**THE TASK:** The exercise asks you to copy every line below in which "screenshot" appears.

**RECORDS TO USE:**
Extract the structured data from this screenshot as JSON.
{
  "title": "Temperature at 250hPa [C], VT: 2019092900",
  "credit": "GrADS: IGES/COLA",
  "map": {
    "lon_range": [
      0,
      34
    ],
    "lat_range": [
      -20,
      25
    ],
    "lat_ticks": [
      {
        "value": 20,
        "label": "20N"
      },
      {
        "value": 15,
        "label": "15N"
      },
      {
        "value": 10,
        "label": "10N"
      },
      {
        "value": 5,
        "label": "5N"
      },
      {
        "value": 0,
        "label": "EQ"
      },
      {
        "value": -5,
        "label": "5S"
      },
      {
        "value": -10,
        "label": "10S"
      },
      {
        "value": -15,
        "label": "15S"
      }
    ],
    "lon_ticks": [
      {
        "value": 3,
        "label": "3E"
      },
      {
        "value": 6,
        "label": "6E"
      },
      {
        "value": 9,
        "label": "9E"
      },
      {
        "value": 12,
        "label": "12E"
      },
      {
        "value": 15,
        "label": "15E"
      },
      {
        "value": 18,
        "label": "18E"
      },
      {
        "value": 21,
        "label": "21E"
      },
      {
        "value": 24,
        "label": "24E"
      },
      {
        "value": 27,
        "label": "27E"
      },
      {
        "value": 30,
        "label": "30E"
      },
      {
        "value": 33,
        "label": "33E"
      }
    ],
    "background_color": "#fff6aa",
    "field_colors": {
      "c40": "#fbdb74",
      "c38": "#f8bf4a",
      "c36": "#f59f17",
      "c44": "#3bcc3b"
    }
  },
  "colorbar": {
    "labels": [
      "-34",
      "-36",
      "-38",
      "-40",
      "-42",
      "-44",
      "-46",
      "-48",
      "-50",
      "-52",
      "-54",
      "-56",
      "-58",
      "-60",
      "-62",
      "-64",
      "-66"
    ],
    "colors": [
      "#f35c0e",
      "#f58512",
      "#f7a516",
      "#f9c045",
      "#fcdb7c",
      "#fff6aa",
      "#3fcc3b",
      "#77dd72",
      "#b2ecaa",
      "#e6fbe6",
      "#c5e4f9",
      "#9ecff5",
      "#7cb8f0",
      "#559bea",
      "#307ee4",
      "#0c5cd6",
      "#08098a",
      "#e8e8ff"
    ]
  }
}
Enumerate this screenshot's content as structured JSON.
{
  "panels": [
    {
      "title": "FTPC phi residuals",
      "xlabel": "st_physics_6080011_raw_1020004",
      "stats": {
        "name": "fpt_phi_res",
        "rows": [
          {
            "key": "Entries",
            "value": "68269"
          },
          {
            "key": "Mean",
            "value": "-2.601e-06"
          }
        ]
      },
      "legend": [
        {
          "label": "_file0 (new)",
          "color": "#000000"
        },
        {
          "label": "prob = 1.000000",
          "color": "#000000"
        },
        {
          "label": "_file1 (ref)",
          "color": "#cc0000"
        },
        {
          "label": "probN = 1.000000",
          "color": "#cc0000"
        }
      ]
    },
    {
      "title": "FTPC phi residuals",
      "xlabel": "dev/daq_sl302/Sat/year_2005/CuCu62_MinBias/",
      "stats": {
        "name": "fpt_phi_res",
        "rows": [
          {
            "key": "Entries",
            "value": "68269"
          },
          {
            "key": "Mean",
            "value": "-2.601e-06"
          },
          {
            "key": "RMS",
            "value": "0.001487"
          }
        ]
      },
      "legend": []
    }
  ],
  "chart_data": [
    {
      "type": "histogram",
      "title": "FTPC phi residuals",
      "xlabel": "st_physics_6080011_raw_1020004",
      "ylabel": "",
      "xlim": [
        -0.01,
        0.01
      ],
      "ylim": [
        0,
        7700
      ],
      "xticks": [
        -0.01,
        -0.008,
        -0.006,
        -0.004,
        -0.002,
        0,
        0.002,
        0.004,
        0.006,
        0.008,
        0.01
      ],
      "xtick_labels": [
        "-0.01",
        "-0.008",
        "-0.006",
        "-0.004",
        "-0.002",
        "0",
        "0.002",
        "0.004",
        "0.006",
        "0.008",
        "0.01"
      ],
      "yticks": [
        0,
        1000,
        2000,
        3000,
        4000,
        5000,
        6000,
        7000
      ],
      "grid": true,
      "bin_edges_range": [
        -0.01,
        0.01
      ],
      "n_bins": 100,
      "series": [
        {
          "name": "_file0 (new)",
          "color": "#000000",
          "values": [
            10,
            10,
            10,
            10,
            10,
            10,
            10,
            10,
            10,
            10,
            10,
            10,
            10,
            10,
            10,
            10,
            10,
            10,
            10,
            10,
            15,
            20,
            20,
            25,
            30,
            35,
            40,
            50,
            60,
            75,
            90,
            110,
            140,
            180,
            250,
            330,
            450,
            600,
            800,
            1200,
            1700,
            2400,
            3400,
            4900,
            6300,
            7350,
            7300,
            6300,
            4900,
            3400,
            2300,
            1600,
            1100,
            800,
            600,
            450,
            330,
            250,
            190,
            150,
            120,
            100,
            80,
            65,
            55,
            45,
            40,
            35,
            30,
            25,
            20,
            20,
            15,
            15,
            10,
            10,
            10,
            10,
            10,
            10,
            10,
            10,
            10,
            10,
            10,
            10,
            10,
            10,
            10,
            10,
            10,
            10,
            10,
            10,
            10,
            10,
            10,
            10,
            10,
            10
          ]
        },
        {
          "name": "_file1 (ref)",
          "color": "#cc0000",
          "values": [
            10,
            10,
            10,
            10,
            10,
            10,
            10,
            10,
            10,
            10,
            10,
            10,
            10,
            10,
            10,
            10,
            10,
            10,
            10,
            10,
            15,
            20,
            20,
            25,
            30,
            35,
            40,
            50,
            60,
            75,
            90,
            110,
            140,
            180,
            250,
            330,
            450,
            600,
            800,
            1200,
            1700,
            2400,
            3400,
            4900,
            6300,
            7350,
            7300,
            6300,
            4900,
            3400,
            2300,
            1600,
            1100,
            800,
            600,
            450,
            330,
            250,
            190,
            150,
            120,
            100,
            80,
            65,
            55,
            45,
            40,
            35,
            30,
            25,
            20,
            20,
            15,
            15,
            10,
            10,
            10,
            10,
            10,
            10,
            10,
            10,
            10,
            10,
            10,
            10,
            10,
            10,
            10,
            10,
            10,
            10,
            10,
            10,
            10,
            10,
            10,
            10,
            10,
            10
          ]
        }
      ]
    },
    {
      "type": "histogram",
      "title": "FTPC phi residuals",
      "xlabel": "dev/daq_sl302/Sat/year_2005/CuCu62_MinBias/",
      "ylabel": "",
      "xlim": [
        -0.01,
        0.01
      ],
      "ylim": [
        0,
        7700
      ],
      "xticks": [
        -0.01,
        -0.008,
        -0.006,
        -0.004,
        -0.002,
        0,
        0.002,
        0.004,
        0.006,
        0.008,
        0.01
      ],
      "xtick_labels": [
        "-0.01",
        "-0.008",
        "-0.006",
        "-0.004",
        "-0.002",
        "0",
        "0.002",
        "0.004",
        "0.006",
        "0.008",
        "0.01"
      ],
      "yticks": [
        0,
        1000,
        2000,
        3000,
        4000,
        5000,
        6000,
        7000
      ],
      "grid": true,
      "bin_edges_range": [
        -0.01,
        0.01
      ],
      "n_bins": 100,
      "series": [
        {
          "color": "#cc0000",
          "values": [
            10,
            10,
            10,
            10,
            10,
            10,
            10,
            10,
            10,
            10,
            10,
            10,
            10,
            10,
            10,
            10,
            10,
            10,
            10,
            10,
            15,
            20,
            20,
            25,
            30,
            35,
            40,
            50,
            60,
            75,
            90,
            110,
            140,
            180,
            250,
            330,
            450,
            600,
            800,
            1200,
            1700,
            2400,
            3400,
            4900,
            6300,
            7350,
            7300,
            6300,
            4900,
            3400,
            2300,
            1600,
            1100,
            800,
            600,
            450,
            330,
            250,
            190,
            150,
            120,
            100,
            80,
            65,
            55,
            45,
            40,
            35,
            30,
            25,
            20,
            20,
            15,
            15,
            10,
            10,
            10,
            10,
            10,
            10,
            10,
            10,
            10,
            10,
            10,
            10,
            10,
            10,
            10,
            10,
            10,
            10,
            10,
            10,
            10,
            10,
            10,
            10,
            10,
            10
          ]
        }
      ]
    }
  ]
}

**TASK SOLUTION:**
Extract the structured data from this screenshot as JSON.
Enumerate this screenshot's content as structured JSON.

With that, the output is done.